[Short exercise]
Assemble all lines in which the string "Flow" appears.
[BEGIN Data provided]
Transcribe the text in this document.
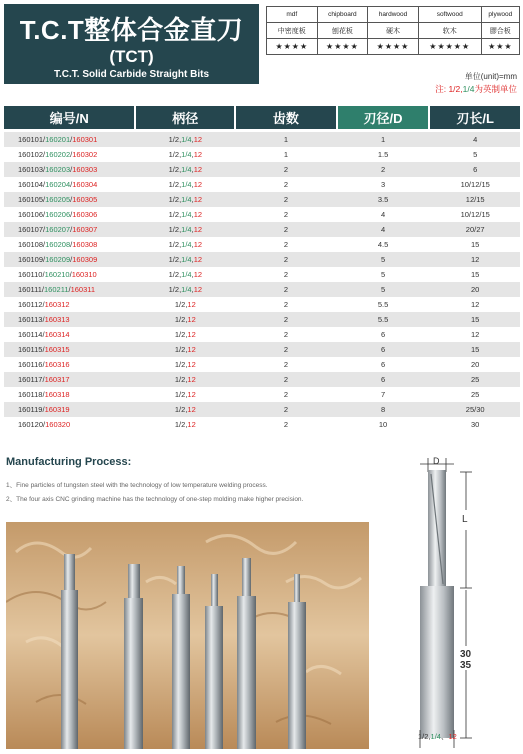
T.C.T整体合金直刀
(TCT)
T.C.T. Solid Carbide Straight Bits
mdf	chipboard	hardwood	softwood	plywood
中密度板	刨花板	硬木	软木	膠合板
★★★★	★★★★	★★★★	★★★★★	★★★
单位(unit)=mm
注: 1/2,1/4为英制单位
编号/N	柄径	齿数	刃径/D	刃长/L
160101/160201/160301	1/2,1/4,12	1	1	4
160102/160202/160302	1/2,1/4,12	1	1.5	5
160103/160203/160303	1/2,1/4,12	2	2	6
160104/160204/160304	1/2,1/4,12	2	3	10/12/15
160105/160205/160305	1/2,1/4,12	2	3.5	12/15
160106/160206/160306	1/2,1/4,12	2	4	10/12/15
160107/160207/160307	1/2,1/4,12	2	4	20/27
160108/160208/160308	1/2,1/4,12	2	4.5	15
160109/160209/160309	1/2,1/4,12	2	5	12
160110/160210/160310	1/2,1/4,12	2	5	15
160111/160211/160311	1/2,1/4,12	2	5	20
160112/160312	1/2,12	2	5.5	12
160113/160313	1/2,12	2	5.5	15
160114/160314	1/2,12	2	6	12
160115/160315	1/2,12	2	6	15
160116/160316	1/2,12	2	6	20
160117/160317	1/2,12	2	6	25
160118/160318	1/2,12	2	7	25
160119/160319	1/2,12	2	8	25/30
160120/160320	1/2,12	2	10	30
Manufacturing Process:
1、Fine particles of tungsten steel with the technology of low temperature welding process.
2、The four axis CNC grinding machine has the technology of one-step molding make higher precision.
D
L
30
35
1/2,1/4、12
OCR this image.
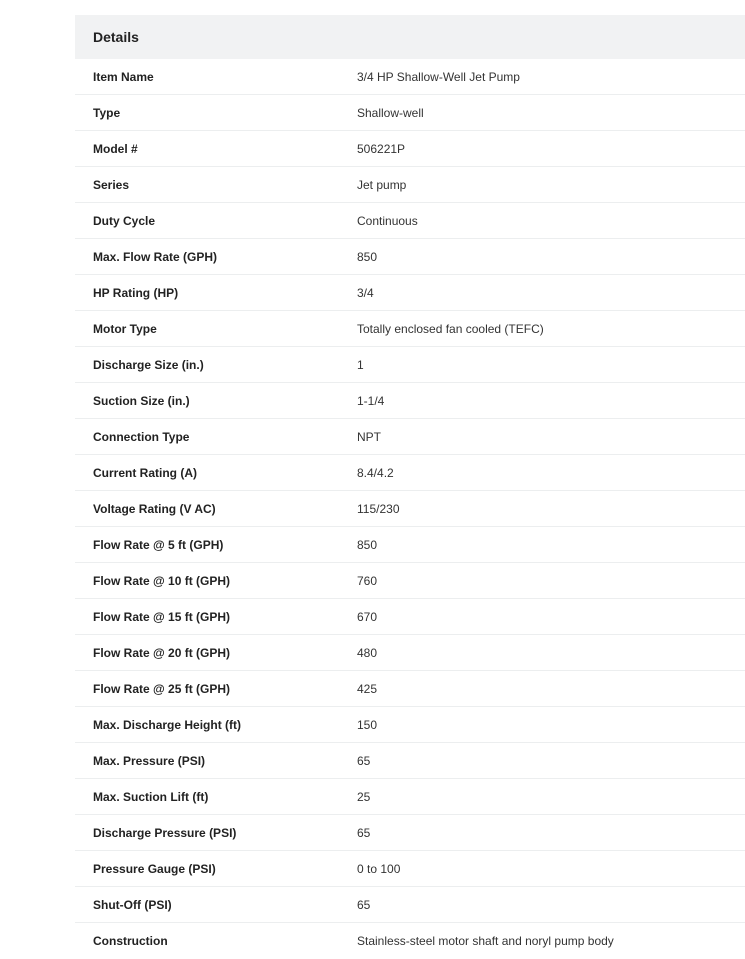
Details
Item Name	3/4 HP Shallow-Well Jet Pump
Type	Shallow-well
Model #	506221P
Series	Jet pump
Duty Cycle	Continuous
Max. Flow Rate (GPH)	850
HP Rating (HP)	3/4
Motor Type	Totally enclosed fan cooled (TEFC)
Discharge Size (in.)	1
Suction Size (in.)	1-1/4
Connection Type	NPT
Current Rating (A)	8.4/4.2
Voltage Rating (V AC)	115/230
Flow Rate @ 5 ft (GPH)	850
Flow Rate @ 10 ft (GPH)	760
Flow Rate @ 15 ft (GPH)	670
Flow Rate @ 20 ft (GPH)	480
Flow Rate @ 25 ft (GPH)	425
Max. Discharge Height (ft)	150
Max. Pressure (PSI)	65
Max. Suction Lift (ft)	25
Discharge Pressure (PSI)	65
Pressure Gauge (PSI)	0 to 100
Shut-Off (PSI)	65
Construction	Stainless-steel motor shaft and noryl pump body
[END Data provided]
[BEGIN Data provided]
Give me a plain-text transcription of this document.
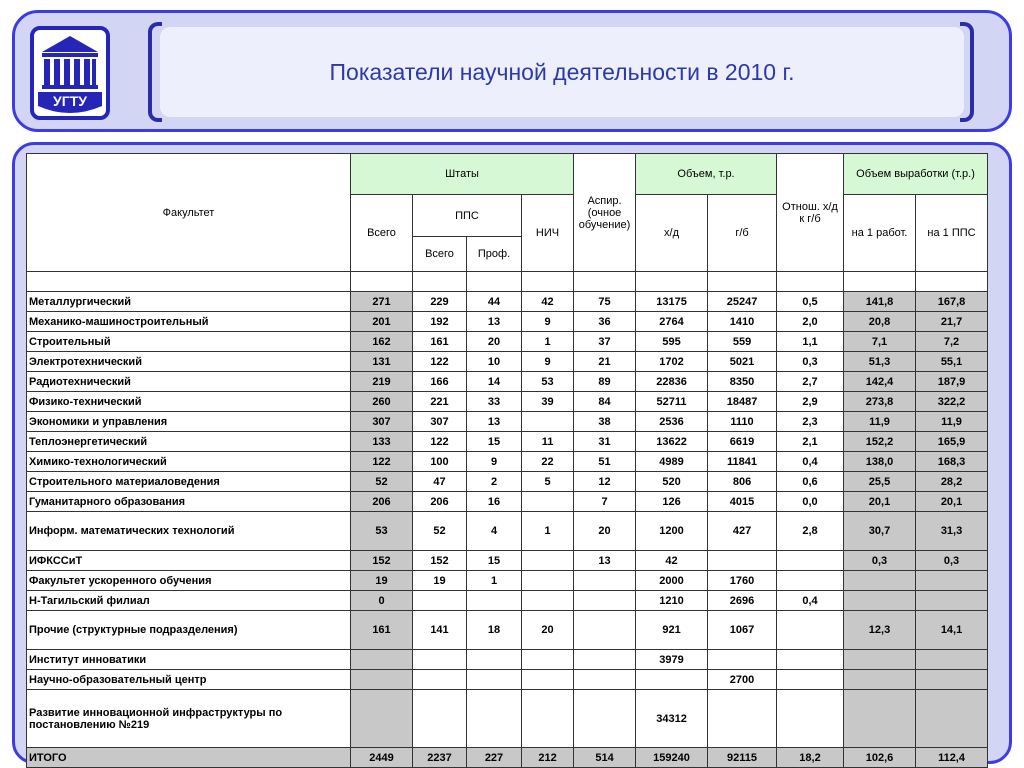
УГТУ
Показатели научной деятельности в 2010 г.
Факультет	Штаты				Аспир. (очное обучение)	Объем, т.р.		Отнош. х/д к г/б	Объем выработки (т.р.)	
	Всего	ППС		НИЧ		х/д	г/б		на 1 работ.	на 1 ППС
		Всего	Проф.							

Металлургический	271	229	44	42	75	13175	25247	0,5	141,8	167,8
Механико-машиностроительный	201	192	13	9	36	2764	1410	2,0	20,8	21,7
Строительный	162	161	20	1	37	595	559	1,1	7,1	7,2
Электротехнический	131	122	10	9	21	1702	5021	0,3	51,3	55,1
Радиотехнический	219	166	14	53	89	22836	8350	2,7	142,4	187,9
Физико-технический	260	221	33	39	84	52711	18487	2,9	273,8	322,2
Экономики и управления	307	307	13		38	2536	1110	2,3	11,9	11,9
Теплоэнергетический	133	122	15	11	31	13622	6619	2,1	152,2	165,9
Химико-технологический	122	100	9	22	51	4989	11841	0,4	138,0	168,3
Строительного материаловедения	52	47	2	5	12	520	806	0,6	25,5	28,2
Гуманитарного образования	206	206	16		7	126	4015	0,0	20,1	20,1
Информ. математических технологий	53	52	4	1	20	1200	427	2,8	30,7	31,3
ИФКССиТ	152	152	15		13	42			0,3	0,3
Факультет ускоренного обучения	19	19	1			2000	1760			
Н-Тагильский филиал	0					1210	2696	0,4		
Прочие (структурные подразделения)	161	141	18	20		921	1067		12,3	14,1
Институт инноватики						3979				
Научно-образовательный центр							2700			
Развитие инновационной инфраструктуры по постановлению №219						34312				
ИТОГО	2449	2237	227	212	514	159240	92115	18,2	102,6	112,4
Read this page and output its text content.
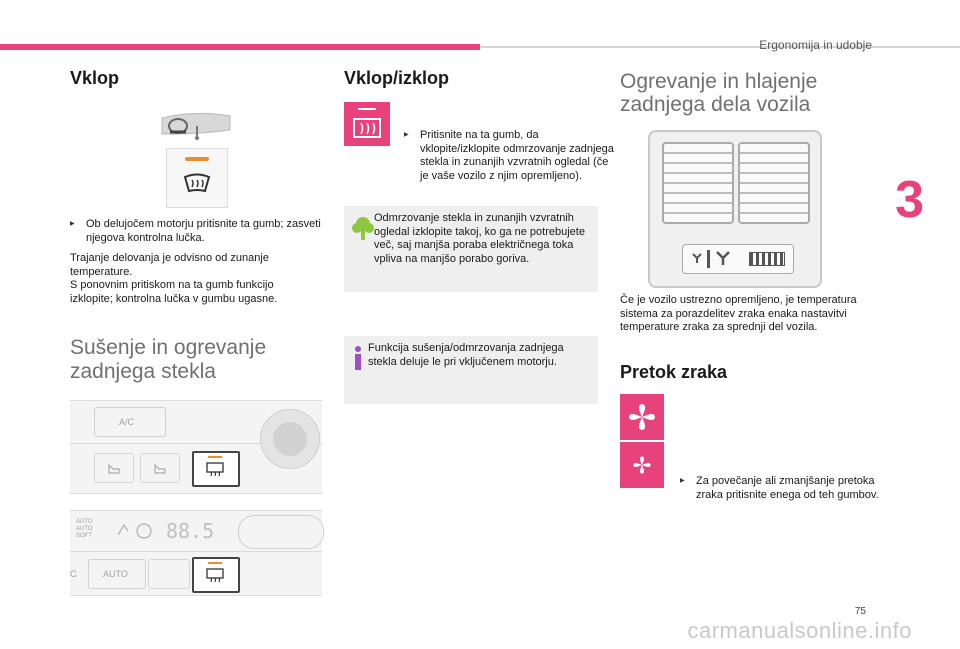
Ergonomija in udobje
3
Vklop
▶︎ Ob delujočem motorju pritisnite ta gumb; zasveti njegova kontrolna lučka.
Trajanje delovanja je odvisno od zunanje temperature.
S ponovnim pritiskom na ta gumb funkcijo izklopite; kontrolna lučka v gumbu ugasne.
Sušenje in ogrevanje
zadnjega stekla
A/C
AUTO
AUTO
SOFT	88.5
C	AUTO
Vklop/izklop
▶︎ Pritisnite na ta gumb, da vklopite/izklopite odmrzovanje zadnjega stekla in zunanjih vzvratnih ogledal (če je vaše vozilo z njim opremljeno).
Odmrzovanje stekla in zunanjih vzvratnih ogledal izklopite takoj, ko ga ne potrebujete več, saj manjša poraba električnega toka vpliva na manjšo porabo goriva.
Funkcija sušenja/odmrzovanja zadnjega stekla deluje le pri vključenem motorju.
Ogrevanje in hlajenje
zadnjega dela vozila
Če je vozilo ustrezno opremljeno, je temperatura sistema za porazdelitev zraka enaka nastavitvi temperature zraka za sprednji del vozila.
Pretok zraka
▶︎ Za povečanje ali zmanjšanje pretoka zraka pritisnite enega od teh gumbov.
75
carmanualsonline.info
[END Data provided]
[Full response]
Max. Flow Rate (GPH)	850
Flow Rate @ 5 ft (GPH)	850
Flow Rate @ 10 ft (GPH)	760
Flow Rate @ 15 ft (GPH)	670
Flow Rate @ 20 ft (GPH)	480
Flow Rate @ 25 ft (GPH)	425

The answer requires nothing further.